Set problem
Take each line that has the word "Stability" and return it.

Given information
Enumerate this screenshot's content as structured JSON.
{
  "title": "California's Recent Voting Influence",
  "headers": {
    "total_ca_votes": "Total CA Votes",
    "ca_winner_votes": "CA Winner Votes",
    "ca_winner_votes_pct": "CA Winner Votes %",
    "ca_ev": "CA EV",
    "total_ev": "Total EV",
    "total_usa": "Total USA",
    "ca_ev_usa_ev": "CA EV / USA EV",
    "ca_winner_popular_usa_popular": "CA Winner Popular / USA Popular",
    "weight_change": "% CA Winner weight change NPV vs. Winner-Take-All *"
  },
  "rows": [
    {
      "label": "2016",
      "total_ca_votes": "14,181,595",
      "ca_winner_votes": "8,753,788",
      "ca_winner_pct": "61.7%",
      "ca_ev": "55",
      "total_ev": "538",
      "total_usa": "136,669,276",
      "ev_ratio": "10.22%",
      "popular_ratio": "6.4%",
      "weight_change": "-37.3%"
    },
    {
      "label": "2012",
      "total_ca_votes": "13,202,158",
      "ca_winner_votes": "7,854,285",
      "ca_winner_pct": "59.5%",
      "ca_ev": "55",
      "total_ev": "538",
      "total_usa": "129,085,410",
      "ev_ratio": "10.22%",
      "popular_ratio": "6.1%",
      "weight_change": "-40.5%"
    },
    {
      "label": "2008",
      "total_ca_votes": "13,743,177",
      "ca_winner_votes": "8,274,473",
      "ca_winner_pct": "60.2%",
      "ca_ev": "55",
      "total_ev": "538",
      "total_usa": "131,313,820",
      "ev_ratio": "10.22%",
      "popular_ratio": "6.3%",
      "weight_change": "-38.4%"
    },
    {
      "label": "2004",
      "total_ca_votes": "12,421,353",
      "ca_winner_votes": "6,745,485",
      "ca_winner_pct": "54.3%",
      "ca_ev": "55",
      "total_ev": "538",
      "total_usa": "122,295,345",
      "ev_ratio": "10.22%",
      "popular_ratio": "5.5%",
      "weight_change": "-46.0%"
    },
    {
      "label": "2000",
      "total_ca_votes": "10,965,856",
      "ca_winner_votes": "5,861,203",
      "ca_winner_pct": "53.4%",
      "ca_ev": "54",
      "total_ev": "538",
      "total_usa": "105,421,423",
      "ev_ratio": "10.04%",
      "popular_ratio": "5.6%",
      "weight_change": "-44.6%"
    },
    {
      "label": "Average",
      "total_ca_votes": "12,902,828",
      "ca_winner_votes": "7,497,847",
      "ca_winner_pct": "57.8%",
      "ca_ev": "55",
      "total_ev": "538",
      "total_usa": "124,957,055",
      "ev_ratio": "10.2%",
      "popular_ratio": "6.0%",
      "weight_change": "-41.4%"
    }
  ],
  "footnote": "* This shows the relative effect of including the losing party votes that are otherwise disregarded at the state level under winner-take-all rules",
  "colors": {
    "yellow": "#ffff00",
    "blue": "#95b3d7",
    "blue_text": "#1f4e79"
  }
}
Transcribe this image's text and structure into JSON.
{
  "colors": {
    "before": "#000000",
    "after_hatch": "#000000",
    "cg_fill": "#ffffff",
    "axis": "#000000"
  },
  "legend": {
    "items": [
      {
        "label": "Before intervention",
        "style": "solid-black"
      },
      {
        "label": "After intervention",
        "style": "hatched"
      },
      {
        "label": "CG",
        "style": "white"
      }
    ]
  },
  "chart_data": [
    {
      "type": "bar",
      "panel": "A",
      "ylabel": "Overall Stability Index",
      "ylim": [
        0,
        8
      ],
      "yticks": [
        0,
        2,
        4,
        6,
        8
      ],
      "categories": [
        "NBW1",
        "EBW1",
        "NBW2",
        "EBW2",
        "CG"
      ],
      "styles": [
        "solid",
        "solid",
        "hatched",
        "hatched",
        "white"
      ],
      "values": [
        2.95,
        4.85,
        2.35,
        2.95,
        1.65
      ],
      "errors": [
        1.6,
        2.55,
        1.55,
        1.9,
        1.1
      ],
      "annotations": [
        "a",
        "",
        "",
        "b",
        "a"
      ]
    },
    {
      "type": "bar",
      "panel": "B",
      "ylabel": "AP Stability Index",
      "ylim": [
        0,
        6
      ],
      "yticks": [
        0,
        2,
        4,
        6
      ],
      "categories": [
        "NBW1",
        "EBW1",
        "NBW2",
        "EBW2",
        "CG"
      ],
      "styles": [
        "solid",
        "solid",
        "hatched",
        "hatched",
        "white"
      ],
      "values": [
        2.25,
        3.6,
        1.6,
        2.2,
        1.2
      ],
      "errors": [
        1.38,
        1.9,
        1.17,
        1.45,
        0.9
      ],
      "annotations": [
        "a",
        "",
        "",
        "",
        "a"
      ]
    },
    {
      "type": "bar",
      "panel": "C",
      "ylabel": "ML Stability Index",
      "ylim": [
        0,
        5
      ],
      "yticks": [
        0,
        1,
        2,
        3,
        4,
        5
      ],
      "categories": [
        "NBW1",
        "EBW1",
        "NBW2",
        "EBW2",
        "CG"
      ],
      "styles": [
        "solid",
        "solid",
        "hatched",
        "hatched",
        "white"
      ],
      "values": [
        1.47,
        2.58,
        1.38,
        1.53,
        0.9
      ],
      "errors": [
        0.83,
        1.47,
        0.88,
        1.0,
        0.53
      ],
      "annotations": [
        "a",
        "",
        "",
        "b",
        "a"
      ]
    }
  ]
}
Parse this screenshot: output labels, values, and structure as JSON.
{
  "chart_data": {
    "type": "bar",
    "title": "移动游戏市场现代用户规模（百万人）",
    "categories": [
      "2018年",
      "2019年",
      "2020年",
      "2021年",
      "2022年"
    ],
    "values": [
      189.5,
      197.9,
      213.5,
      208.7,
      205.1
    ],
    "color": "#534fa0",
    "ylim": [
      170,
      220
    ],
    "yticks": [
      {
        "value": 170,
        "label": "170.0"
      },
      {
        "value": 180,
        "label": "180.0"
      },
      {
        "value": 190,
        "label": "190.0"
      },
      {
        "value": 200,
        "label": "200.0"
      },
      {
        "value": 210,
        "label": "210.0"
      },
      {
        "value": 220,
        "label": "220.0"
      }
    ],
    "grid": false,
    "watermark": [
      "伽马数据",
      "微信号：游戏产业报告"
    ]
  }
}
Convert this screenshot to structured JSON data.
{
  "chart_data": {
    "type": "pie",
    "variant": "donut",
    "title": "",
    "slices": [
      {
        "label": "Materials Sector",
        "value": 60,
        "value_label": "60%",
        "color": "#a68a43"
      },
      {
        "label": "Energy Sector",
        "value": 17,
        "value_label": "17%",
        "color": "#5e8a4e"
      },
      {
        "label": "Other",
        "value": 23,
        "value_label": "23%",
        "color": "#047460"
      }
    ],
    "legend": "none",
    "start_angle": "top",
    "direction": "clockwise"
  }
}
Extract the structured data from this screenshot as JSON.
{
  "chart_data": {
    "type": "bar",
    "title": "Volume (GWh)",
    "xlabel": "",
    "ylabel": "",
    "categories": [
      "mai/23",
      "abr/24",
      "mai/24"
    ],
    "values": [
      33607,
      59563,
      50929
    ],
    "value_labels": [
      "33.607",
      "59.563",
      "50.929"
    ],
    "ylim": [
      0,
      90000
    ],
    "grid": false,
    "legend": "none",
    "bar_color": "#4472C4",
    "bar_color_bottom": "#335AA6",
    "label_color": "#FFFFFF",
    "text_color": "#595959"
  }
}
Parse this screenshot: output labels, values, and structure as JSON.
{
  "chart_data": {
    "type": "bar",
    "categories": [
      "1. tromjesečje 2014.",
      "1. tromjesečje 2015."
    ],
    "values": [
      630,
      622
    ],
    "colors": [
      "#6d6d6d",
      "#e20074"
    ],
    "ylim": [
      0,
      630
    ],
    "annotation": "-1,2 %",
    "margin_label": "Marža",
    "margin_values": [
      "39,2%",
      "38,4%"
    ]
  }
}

Task result
      "ylabel": "Overall Stability Index",
      "ylabel": "AP Stability Index",
      "ylabel": "ML Stability Index",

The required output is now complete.